# start of Listed entries

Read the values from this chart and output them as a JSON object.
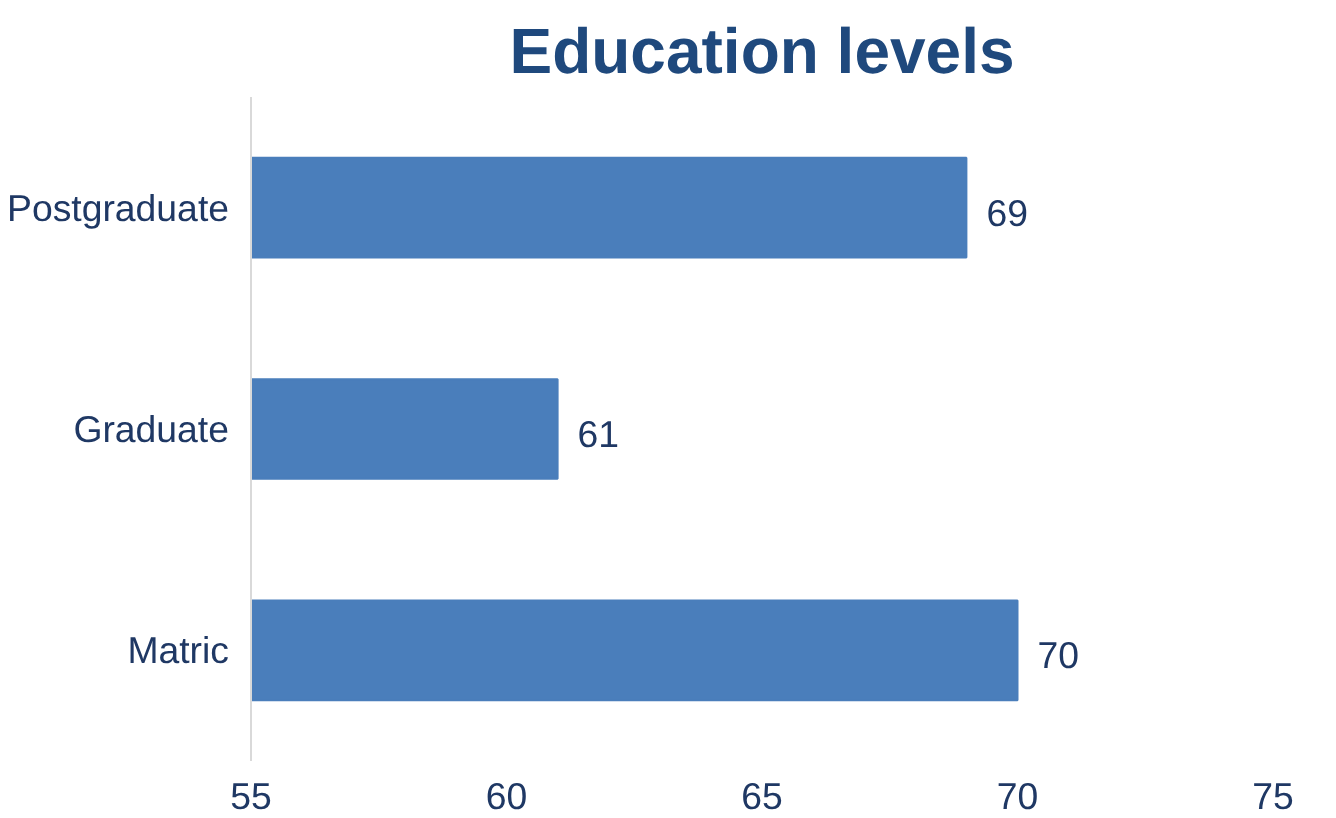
{
  "chart_data": {
    "type": "bar",
    "orientation": "horizontal",
    "title": "Education levels",
    "categories": [
      "Postgraduate",
      "Graduate",
      "Matric"
    ],
    "values": [
      69,
      61,
      70
    ],
    "color": "#4a7ebb",
    "xlim": [
      55,
      75
    ],
    "xticks": [
      55,
      60,
      65,
      70,
      75
    ],
    "grid": false,
    "data_labels": true
  }
}
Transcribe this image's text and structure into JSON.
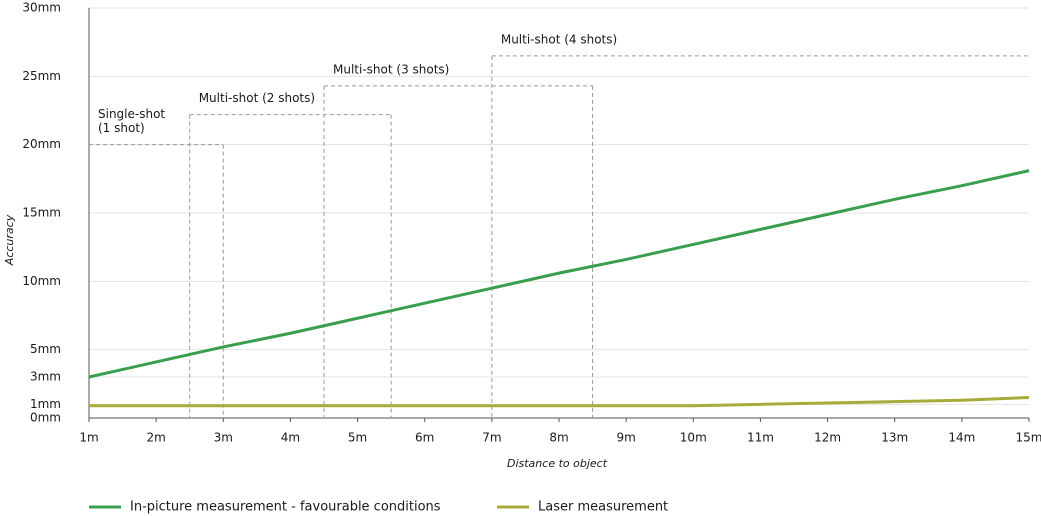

# end of Listed entries

Every line of the material is to be quoted exactly, with no pictures carried over.

■ **Task solution**
Read the values from this chart and output them as a JSON object.
{
  "chart_data": {
    "type": "bar",
    "orientation": "horizontal",
    "title": "Education levels",
    "categories": [
      "Postgraduate",
      "Graduate",
      "Matric"
    ],
    "values": [
      69,
      61,
      70
    ],
    "color": "#4a7ebb",
    "xlim": [
      55,
      75
    ],
    "xticks": [
      55,
      60,
      65,
      70,
      75
    ],
    "grid": false,
    "data_labels": true
  }
}
Transcribe this image's text and structure into JSON.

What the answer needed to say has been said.